EXERCISE
Images should be left out, and everything else in the listing reproduced exactly.

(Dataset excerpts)
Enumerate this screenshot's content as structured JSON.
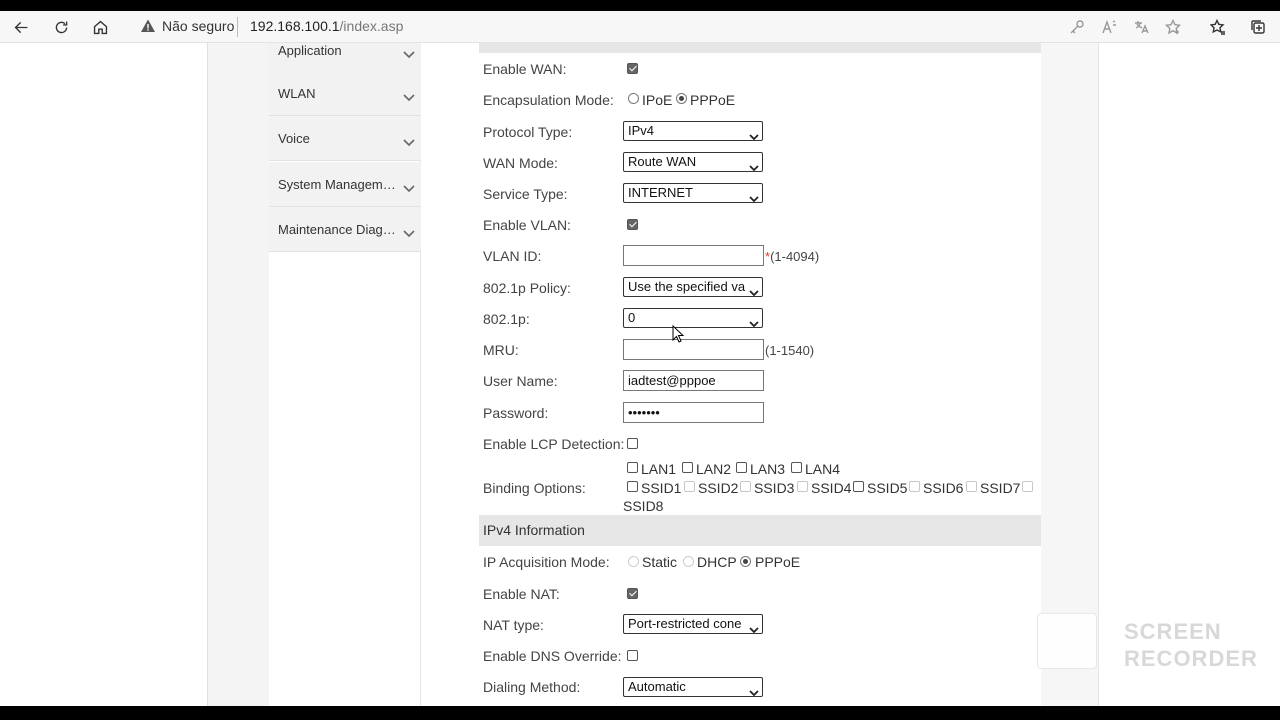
{
  "browser": {
    "not_secure_label": "Não seguro",
    "url_host": "192.168.100.1",
    "url_path": "/index.asp",
    "icons": [
      "back-icon",
      "refresh-icon",
      "home-icon",
      "warning-icon",
      "key-icon",
      "read-aloud-icon",
      "translate-icon",
      "favorite-add-icon",
      "favorites-icon",
      "collections-icon"
    ]
  },
  "sidebar": {
    "items": [
      {
        "label": "Application"
      },
      {
        "label": "WLAN"
      },
      {
        "label": "Voice"
      },
      {
        "label": "System Management"
      },
      {
        "label": "Maintenance Diagno..."
      }
    ]
  },
  "form": {
    "enable_wan": {
      "label": "Enable WAN:",
      "checked": true
    },
    "encapsulation": {
      "label": "Encapsulation Mode:",
      "options": [
        "IPoE",
        "PPPoE"
      ],
      "selected": "PPPoE"
    },
    "protocol_type": {
      "label": "Protocol Type:",
      "value": "IPv4"
    },
    "wan_mode": {
      "label": "WAN Mode:",
      "value": "Route WAN"
    },
    "service_type": {
      "label": "Service Type:",
      "value": "INTERNET"
    },
    "enable_vlan": {
      "label": "Enable VLAN:",
      "checked": true
    },
    "vlan_id": {
      "label": "VLAN ID:",
      "value": "",
      "required_mark": "*",
      "hint": "(1-4094)"
    },
    "policy_8021p": {
      "label": "802.1p Policy:",
      "value": "Use the specified value"
    },
    "value_8021p": {
      "label": "802.1p:",
      "value": "0"
    },
    "mru": {
      "label": "MRU:",
      "value": "",
      "hint": "(1-1540)"
    },
    "user_name": {
      "label": "User Name:",
      "value": "iadtest@pppoe"
    },
    "password": {
      "label": "Password:",
      "value": "•••••••"
    },
    "enable_lcp": {
      "label": "Enable LCP Detection:",
      "checked": false
    },
    "binding": {
      "label": "Binding Options:",
      "lan": [
        "LAN1",
        "LAN2",
        "LAN3",
        "LAN4"
      ],
      "ssid": [
        "SSID1",
        "SSID2",
        "SSID3",
        "SSID4",
        "SSID5",
        "SSID6",
        "SSID7",
        "SSID8"
      ]
    }
  },
  "ipv4": {
    "section_title": "IPv4 Information",
    "acquisition": {
      "label": "IP Acquisition Mode:",
      "options": [
        "Static",
        "DHCP",
        "PPPoE"
      ],
      "selected": "PPPoE"
    },
    "enable_nat": {
      "label": "Enable NAT:",
      "checked": true
    },
    "nat_type": {
      "label": "NAT type:",
      "value": "Port-restricted cone NAT"
    },
    "dns_override": {
      "label": "Enable DNS Override:",
      "checked": false
    },
    "dialing_method": {
      "label": "Dialing Method:",
      "value": "Automatic"
    }
  },
  "watermark": {
    "line1": "SCREEN",
    "line2": "RECORDER"
  }
}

ANSWER TO THIS TASK
Enumerate this screenshot's content as structured JSON.
{
  "browser": {
    "not_secure_label": "Não seguro",
    "url_host": "192.168.100.1",
    "url_path": "/index.asp",
    "icons": [
      "back-icon",
      "refresh-icon",
      "home-icon",
      "warning-icon",
      "key-icon",
      "read-aloud-icon",
      "translate-icon",
      "favorite-add-icon",
      "favorites-icon",
      "collections-icon"
    ]
  },
  "sidebar": {
    "items": [
      {
        "label": "Application"
      },
      {
        "label": "WLAN"
      },
      {
        "label": "Voice"
      },
      {
        "label": "System Management"
      },
      {
        "label": "Maintenance Diagno..."
      }
    ]
  },
  "form": {
    "enable_wan": {
      "label": "Enable WAN:",
      "checked": true
    },
    "encapsulation": {
      "label": "Encapsulation Mode:",
      "options": [
        "IPoE",
        "PPPoE"
      ],
      "selected": "PPPoE"
    },
    "protocol_type": {
      "label": "Protocol Type:",
      "value": "IPv4"
    },
    "wan_mode": {
      "label": "WAN Mode:",
      "value": "Route WAN"
    },
    "service_type": {
      "label": "Service Type:",
      "value": "INTERNET"
    },
    "enable_vlan": {
      "label": "Enable VLAN:",
      "checked": true
    },
    "vlan_id": {
      "label": "VLAN ID:",
      "value": "",
      "required_mark": "*",
      "hint": "(1-4094)"
    },
    "policy_8021p": {
      "label": "802.1p Policy:",
      "value": "Use the specified value"
    },
    "value_8021p": {
      "label": "802.1p:",
      "value": "0"
    },
    "mru": {
      "label": "MRU:",
      "value": "",
      "hint": "(1-1540)"
    },
    "user_name": {
      "label": "User Name:",
      "value": "iadtest@pppoe"
    },
    "password": {
      "label": "Password:",
      "value": "•••••••"
    },
    "enable_lcp": {
      "label": "Enable LCP Detection:",
      "checked": false
    },
    "binding": {
      "label": "Binding Options:",
      "lan": [
        "LAN1",
        "LAN2",
        "LAN3",
        "LAN4"
      ],
      "ssid": [
        "SSID1",
        "SSID2",
        "SSID3",
        "SSID4",
        "SSID5",
        "SSID6",
        "SSID7",
        "SSID8"
      ]
    }
  },
  "ipv4": {
    "section_title": "IPv4 Information",
    "acquisition": {
      "label": "IP Acquisition Mode:",
      "options": [
        "Static",
        "DHCP",
        "PPPoE"
      ],
      "selected": "PPPoE"
    },
    "enable_nat": {
      "label": "Enable NAT:",
      "checked": true
    },
    "nat_type": {
      "label": "NAT type:",
      "value": "Port-restricted cone NAT"
    },
    "dns_override": {
      "label": "Enable DNS Override:",
      "checked": false
    },
    "dialing_method": {
      "label": "Dialing Method:",
      "value": "Automatic"
    }
  },
  "watermark": {
    "line1": "SCREEN",
    "line2": "RECORDER"
  }
}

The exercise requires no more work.